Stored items
— BEGIN —
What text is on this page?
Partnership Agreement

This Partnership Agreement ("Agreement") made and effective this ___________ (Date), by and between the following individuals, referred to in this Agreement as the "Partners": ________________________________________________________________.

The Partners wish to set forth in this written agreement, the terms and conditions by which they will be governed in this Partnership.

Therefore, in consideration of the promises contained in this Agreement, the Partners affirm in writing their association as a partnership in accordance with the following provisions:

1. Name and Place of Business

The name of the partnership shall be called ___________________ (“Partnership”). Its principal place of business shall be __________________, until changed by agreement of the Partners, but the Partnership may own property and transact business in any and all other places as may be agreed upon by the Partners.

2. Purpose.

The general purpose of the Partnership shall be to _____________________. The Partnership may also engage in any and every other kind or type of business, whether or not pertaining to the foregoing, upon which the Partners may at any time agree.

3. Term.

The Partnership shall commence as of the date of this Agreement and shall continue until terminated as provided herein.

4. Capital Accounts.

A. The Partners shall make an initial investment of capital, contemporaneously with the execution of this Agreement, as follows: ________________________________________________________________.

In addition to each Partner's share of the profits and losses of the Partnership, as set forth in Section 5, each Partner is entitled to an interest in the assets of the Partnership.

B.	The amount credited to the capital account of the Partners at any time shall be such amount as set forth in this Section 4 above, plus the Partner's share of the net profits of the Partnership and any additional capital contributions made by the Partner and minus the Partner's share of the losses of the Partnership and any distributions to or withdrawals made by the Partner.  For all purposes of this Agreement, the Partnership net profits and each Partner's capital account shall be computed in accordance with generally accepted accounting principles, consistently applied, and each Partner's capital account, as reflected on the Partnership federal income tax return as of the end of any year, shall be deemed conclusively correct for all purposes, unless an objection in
— END —
### Your instructions
Quote each line above in full, word for word.

### Completed exercise
What text is on this page?
Partnership Agreement

This Partnership Agreement ("Agreement") made and effective this ___________ (Date), by and between the following individuals, referred to in this Agreement as the "Partners": ________________________________________________________________.

The Partners wish to set forth in this written agreement, the terms and conditions by which they will be governed in this Partnership.

Therefore, in consideration of the promises contained in this Agreement, the Partners affirm in writing their association as a partnership in accordance with the following provisions:

1. Name and Place of Business

The name of the partnership shall be called ___________________ (“Partnership”). Its principal place of business shall be __________________, until changed by agreement of the Partners, but the Partnership may own property and transact business in any and all other places as may be agreed upon by the Partners.

2. Purpose.

The general purpose of the Partnership shall be to _____________________. The Partnership may also engage in any and every other kind or type of business, whether or not pertaining to the foregoing, upon which the Partners may at any time agree.

3. Term.

The Partnership shall commence as of the date of this Agreement and shall continue until terminated as provided herein.

4. Capital Accounts.

A. The Partners shall make an initial investment of capital, contemporaneously with the execution of this Agreement, as follows: ________________________________________________________________.

In addition to each Partner's share of the profits and losses of the Partnership, as set forth in Section 5, each Partner is entitled to an interest in the assets of the Partnership.

B.	The amount credited to the capital account of the Partners at any time shall be such amount as set forth in this Section 4 above, plus the Partner's share of the net profits of the Partnership and any additional capital contributions made by the Partner and minus the Partner's share of the losses of the Partnership and any distributions to or withdrawals made by the Partner.  For all purposes of this Agreement, the Partnership net profits and each Partner's capital account shall be computed in accordance with generally accepted accounting principles, consistently applied, and each Partner's capital account, as reflected on the Partnership federal income tax return as of the end of any year, shall be deemed conclusively correct for all purposes, unless an objection in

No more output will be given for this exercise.